Problem requirements | Scan the entries below for the word "name". Copy each line that has it.

Extracted records |

__________

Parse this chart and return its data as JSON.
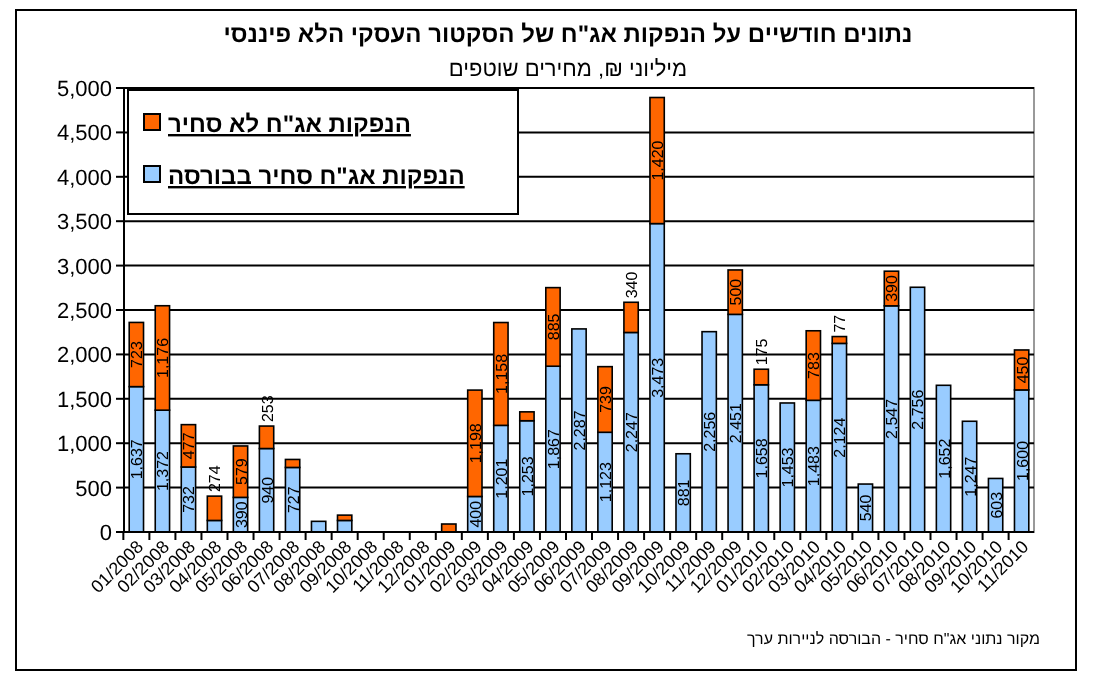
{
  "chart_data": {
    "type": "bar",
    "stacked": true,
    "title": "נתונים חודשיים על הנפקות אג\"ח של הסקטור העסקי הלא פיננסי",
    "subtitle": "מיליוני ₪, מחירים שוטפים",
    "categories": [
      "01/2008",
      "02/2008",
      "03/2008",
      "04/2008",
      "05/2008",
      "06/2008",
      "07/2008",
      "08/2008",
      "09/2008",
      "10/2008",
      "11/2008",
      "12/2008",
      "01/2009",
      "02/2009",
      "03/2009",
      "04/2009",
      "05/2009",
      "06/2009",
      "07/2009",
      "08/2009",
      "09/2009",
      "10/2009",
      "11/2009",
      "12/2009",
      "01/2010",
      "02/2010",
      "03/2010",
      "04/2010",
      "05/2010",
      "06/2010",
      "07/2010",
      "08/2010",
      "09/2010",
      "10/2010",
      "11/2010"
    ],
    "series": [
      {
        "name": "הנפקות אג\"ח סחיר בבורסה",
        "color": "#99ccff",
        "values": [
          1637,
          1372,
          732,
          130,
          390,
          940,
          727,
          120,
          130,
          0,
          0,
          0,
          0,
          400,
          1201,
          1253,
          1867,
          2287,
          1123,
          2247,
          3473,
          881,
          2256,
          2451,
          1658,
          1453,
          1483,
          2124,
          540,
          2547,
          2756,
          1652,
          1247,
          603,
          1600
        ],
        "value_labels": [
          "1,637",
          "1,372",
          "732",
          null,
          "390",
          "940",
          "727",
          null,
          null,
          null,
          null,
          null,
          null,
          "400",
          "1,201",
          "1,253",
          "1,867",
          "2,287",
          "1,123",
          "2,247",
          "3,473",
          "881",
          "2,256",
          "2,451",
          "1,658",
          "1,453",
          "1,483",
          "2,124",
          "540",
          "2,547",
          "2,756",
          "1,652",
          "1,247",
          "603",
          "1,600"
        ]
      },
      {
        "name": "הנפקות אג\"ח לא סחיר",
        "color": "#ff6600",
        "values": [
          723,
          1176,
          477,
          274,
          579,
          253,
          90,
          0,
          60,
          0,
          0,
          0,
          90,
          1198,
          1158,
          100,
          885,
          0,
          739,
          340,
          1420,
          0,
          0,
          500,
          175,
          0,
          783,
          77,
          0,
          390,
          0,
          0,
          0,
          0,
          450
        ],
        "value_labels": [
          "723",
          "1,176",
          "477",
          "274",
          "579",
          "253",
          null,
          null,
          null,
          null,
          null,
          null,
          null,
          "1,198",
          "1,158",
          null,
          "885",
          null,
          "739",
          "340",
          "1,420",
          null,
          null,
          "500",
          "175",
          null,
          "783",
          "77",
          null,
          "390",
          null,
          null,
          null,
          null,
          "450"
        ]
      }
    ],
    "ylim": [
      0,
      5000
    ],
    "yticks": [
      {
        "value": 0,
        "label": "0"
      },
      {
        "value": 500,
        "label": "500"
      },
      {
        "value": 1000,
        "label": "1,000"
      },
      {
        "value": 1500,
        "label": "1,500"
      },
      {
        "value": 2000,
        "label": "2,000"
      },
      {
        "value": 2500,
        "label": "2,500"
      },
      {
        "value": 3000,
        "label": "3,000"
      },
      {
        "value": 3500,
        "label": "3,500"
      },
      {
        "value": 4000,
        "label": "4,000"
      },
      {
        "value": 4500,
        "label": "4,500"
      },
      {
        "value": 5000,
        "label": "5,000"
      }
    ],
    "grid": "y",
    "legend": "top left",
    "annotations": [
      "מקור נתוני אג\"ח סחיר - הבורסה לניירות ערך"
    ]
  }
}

__________

Response below |
        "name": "הנפקות אג\"ח סחיר בבורסה",
        "name": "הנפקות אג\"ח לא סחיר",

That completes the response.